- PROBLEM REQUIREMENTS
Collect all lines below with the string "output".

--- BEGIN GIVEN DATA ---

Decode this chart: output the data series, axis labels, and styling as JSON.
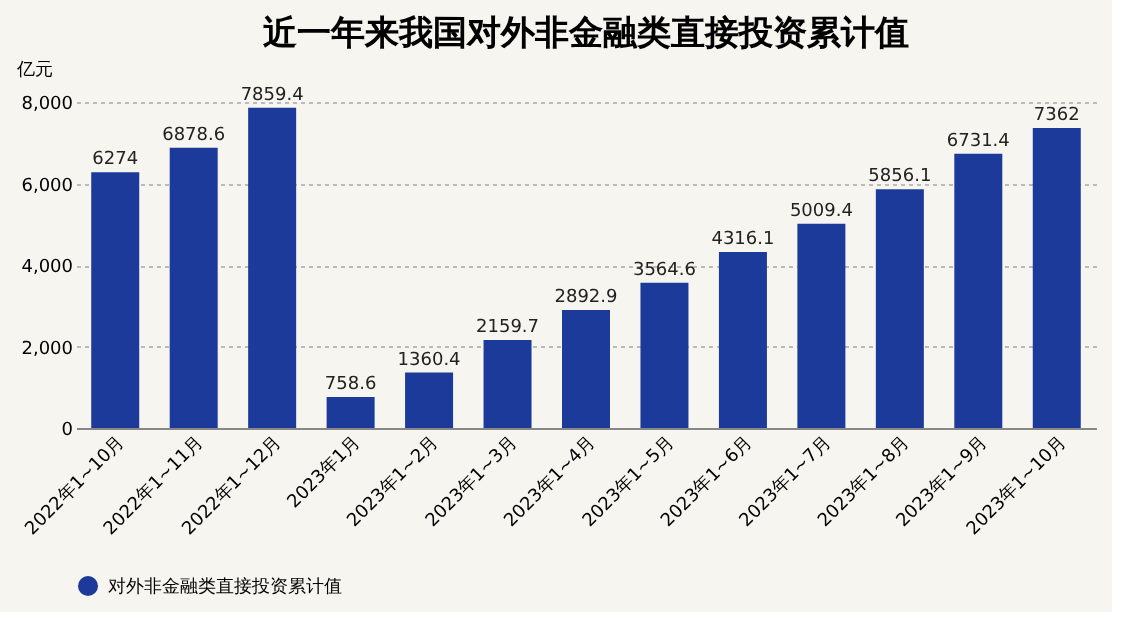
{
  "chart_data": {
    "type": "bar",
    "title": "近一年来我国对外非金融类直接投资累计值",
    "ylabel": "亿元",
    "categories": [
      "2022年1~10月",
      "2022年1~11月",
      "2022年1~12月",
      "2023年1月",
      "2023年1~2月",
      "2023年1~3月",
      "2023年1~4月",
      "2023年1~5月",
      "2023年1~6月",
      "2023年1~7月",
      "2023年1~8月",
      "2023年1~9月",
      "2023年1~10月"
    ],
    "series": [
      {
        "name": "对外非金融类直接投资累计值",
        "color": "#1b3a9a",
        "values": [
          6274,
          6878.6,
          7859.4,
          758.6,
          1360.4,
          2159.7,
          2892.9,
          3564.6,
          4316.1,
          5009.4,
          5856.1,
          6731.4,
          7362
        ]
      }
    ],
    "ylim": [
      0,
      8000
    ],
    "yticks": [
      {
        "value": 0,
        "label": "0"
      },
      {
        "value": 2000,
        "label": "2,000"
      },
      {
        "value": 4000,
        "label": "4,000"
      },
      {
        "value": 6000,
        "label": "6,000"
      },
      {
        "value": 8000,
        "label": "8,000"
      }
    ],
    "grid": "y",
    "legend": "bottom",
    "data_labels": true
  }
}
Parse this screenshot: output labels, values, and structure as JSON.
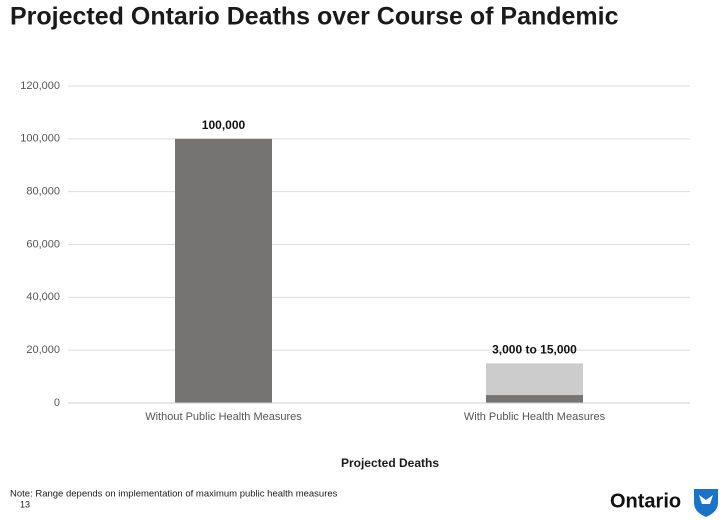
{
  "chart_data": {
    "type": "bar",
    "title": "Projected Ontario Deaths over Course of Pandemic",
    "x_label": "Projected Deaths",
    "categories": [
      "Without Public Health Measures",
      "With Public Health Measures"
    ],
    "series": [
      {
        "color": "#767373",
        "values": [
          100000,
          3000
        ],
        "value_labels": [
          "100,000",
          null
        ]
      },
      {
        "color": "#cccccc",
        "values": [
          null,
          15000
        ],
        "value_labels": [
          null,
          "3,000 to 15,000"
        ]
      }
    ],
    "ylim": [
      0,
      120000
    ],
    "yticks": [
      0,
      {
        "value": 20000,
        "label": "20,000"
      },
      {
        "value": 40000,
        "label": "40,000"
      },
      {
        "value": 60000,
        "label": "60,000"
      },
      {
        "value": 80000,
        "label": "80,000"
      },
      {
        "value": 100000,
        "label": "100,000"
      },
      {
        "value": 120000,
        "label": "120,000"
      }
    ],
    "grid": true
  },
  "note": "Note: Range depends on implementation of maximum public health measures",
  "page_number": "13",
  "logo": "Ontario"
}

--- END GIVEN DATA ---

- SOLUTION
Decode this chart: output the data series, axis labels, and styling as JSON.
Parse this screenshot: output labels, values, and structure as JSON.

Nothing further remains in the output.